Tally up the lines carrying the string "name" and respond with only the resulting number.

Information shown |
--------------------------------------------------

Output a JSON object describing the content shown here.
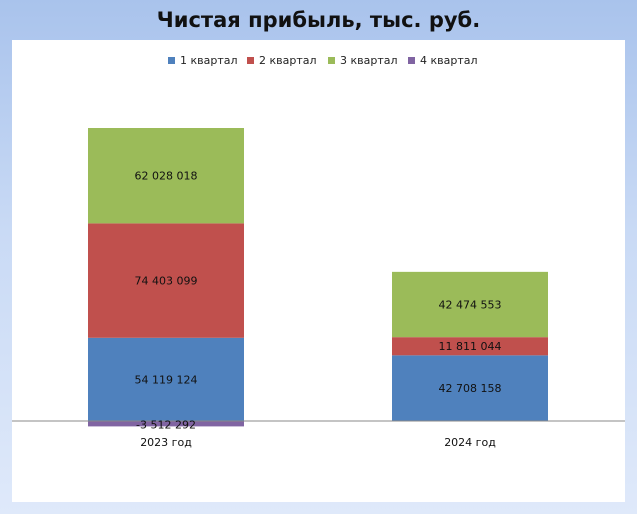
{
  "colors": {
    "q1": "#4f81bd",
    "q2": "#c0504d",
    "q3": "#9bbb59",
    "q4": "#8064a2"
  },
  "chart_data": {
    "type": "bar",
    "stacked": true,
    "title": "Чистая прибыль, тыс. руб.",
    "categories": [
      "2023 год",
      "2024 год"
    ],
    "series": [
      {
        "name": "1 квартал",
        "values": [
          54119124,
          42708158
        ],
        "labels": [
          "54 119 124",
          "42 708 158"
        ]
      },
      {
        "name": "2 квартал",
        "values": [
          74403099,
          11811044
        ],
        "labels": [
          "74 403 099",
          "11 811 044"
        ]
      },
      {
        "name": "3 квартал",
        "values": [
          62028018,
          42474553
        ],
        "labels": [
          "62 028 018",
          "42 474 553"
        ]
      },
      {
        "name": "4 квартал",
        "values": [
          -3512292,
          null
        ],
        "labels": [
          "-3 512 292",
          ""
        ]
      }
    ],
    "legend_position": "top",
    "grid": false
  }
}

--------------------------------------------------

Task result | 4